Problem to work on => Transcribe every line of the listing below without any deviation.

Chart and figure data
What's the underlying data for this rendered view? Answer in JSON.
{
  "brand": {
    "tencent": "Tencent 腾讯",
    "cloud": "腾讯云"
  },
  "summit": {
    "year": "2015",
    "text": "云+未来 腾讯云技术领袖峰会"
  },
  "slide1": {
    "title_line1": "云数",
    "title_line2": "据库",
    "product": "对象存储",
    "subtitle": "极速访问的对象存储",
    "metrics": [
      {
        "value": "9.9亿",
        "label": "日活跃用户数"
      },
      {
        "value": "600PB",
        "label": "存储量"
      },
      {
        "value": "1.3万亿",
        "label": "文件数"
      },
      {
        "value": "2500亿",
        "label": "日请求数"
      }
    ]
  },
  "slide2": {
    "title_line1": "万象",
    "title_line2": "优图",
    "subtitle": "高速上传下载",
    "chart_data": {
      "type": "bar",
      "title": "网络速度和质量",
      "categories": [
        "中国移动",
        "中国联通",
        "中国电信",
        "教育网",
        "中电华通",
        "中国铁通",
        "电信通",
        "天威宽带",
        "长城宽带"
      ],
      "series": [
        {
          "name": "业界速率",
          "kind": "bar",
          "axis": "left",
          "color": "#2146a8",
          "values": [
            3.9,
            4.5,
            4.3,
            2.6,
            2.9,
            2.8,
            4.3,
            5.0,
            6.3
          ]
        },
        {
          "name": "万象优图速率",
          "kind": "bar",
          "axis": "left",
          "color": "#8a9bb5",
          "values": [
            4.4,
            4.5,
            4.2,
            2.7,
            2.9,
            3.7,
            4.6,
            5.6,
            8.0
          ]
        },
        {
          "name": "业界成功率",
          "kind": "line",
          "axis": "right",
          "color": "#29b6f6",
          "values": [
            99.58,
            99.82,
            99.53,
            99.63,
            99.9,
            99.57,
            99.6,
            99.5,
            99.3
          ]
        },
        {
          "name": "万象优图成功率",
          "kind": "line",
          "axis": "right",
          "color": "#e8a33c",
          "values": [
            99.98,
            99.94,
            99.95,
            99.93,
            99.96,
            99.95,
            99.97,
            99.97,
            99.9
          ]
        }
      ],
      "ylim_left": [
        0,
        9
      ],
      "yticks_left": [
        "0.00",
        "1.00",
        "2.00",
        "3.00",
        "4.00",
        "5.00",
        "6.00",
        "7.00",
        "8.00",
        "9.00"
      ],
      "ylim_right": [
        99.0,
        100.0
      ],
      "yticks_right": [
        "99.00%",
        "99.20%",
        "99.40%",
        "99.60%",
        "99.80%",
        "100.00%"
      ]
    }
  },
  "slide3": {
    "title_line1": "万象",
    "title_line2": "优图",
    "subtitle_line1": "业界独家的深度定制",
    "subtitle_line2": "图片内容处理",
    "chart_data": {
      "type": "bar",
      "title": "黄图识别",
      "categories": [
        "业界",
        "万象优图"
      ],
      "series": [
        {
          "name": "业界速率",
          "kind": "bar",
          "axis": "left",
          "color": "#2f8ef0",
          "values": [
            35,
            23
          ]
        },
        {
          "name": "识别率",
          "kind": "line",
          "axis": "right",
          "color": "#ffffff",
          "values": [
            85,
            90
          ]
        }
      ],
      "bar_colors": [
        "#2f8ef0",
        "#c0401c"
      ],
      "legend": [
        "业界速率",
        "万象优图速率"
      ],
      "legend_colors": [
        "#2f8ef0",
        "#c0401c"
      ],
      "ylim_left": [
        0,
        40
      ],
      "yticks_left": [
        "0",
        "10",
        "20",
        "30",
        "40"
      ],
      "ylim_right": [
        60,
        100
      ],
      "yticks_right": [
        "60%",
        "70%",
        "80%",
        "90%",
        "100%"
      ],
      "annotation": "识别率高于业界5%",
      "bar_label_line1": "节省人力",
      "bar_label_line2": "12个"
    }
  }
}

Task response =>
What's the underlying data for this rendered view? Answer in JSON.
{
  "brand": {
    "tencent": "Tencent 腾讯",
    "cloud": "腾讯云"
  },
  "summit": {
    "year": "2015",
    "text": "云+未来 腾讯云技术领袖峰会"
  },
  "slide1": {
    "title_line1": "云数",
    "title_line2": "据库",
    "product": "对象存储",
    "subtitle": "极速访问的对象存储",
    "metrics": [
      {
        "value": "9.9亿",
        "label": "日活跃用户数"
      },
      {
        "value": "600PB",
        "label": "存储量"
      },
      {
        "value": "1.3万亿",
        "label": "文件数"
      },
      {
        "value": "2500亿",
        "label": "日请求数"
      }
    ]
  },
  "slide2": {
    "title_line1": "万象",
    "title_line2": "优图",
    "subtitle": "高速上传下载",
    "chart_data": {
      "type": "bar",
      "title": "网络速度和质量",
      "categories": [
        "中国移动",
        "中国联通",
        "中国电信",
        "教育网",
        "中电华通",
        "中国铁通",
        "电信通",
        "天威宽带",
        "长城宽带"
      ],
      "series": [
        {
          "name": "业界速率",
          "kind": "bar",
          "axis": "left",
          "color": "#2146a8",
          "values": [
            3.9,
            4.5,
            4.3,
            2.6,
            2.9,
            2.8,
            4.3,
            5.0,
            6.3
          ]
        },
        {
          "name": "万象优图速率",
          "kind": "bar",
          "axis": "left",
          "color": "#8a9bb5",
          "values": [
            4.4,
            4.5,
            4.2,
            2.7,
            2.9,
            3.7,
            4.6,
            5.6,
            8.0
          ]
        },
        {
          "name": "业界成功率",
          "kind": "line",
          "axis": "right",
          "color": "#29b6f6",
          "values": [
            99.58,
            99.82,
            99.53,
            99.63,
            99.9,
            99.57,
            99.6,
            99.5,
            99.3
          ]
        },
        {
          "name": "万象优图成功率",
          "kind": "line",
          "axis": "right",
          "color": "#e8a33c",
          "values": [
            99.98,
            99.94,
            99.95,
            99.93,
            99.96,
            99.95,
            99.97,
            99.97,
            99.9
          ]
        }
      ],
      "ylim_left": [
        0,
        9
      ],
      "yticks_left": [
        "0.00",
        "1.00",
        "2.00",
        "3.00",
        "4.00",
        "5.00",
        "6.00",
        "7.00",
        "8.00",
        "9.00"
      ],
      "ylim_right": [
        99.0,
        100.0
      ],
      "yticks_right": [
        "99.00%",
        "99.20%",
        "99.40%",
        "99.60%",
        "99.80%",
        "100.00%"
      ]
    }
  },
  "slide3": {
    "title_line1": "万象",
    "title_line2": "优图",
    "subtitle_line1": "业界独家的深度定制",
    "subtitle_line2": "图片内容处理",
    "chart_data": {
      "type": "bar",
      "title": "黄图识别",
      "categories": [
        "业界",
        "万象优图"
      ],
      "series": [
        {
          "name": "业界速率",
          "kind": "bar",
          "axis": "left",
          "color": "#2f8ef0",
          "values": [
            35,
            23
          ]
        },
        {
          "name": "识别率",
          "kind": "line",
          "axis": "right",
          "color": "#ffffff",
          "values": [
            85,
            90
          ]
        }
      ],
      "bar_colors": [
        "#2f8ef0",
        "#c0401c"
      ],
      "legend": [
        "业界速率",
        "万象优图速率"
      ],
      "legend_colors": [
        "#2f8ef0",
        "#c0401c"
      ],
      "ylim_left": [
        0,
        40
      ],
      "yticks_left": [
        "0",
        "10",
        "20",
        "30",
        "40"
      ],
      "ylim_right": [
        60,
        100
      ],
      "yticks_right": [
        "60%",
        "70%",
        "80%",
        "90%",
        "100%"
      ],
      "annotation": "识别率高于业界5%",
      "bar_label_line1": "节省人力",
      "bar_label_line2": "12个"
    }
  }
}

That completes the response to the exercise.